§ EXERCICES PROPOSÉS
**a.** Recopiez le passage du texte sur l'état d'urgence qui commence à « L’état d’urgence doit être mis en œuvre pour » et se termine à « et sécuritaire . ».
**b.** Selon le texte sur l'état d'urgence, dans quels domaines la loi du 15 novembre 2001 étend-elle les pouvoirs de police ?

§ TEXTE PRÉSENTÉ
= = = = = = =
Cette dilution elle est liée à plusieurs choses : 


A)- L’inadaptation de l’état d’urgence aux « crises » actuelles.


premier argument : Le mot crise renvoie à quelque chose de temporaire normalement. Or, on peut se poser la question de savoir si le terrorisme et l’épidémie ne sont pas des menaces permanentes. Y a-t-il vraiment une adaptation de l’état d’urgence face à des événements qui ne sont pas temporaires ?


L’état d’urgence doit être mis en œuvre pour la durée la plus courte possible et non pour s’inscrire dans la durée. Une fois que la circonstance est maîtrisée on revient à la normal. -----> ce n'est pas le cas pour la crise sanitaire et sécuritaire .



deuxième argument : l’état d’urgence tel que nous le connaissons semble inadapté car le dispositif de l’état d’urgence doit être mis en œuvre quand il n’y a pas d’autres moyens de faire face au péril imminent. Or, certains juristes ont souligné le fait que les dispositifs normaux auraient suffit à prendre les mesures qui étaient rendues nécessaires par les deux états d’urgence.


EX : avant 2015, le Gouvernement disposait de tout un arsenal législatif lui permettant de faire face à la menace terroriste :


  • Ça commence en 1986, déjà dans cette loi, l’Etat français commence à se doter de tout un arsenal juridique (création du parquet national anti terroriste ; l’extension des procédures de GAV ) .
  • loi 15 novembre 2001, dans laquelle on étend les pouvoirs de police en matière de contrôles d’identité, de fouilles, de perquisitions.
  • loi 14 mars 2011, mesure de surveillance informatique, à l’étranger .


Donc : Le dispositif de l’état d’urgence est-il adapté alors qu’on dispose d’un arsenal juridique conséquent ? 


B - La dilution matérielle de l’état d’urgence dans le droit commun .


Chaque état d’exception qui a été appliqué en France, et en particulier les états d’urgence, va laisser des traces dans le système juridique de l’EDD.

---> la doctrine  relevé plusieurs impacts des mécanismes de l’exception dans le droit commun : 


  • L’effet de halo de l’état d’urgence : il y a une tendance à une sorte d’absorption, de débordement de l’état d’urgence vers d’autres politiques publiques. En principe, l’état d’urgence répond à un péril bien précis. Au fur à mesure de l’application de ces états d’urgence il y a une sorte de débordement de ces états d’exception pour affronter d’autres menaces que ceux initialement prévus. 


EX : l’état d’urgence sécuritaire. Ils se sont aperçus que beaucoup d’affaires concernées non pas des personnes qui avaient fait l’objet de mesure d’urgence, ou qui étaient soupçonnées d’infractions terroristes, mais que pas mal de ces mesures concernaient des personnes ou des groupes qui faisaient l’objet d’autres actions policières et à qui on reprochait une forme de radicalité politique.
= = = = = = =
§ DONNÉES ENREGISTRÉES
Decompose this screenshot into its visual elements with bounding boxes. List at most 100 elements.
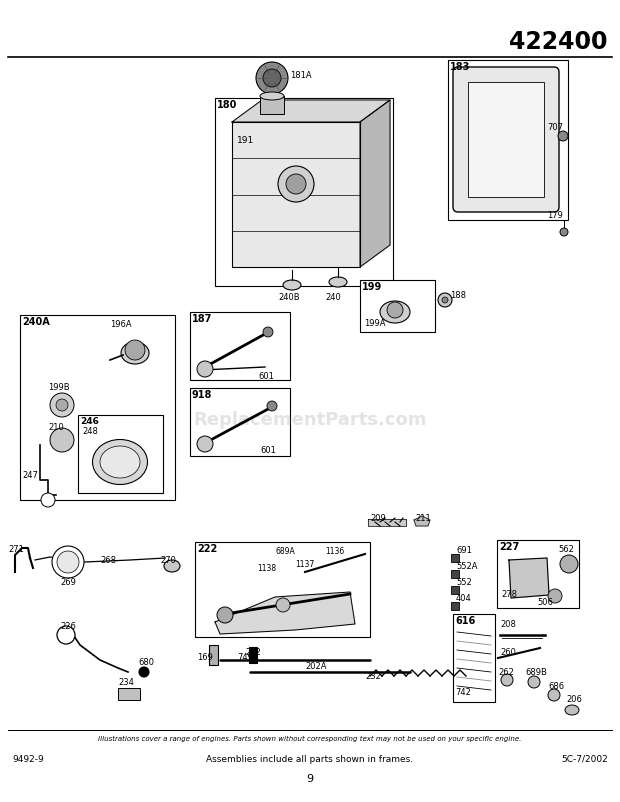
= = = = = = =
§ CORRIGÉ
**a.**
L’état d’urgence doit être mis en œuvre pour la durée la plus courte possible et non pour s’inscrire dans la durée. Une fois que la circonstance est maîtrisée on revient à la normal. -----> ce n'est pas le cas pour la crise sanitaire et sécuritaire .

**b.** Elle les étend en matière de contrôles d'identité, de fouilles et de perquisitions.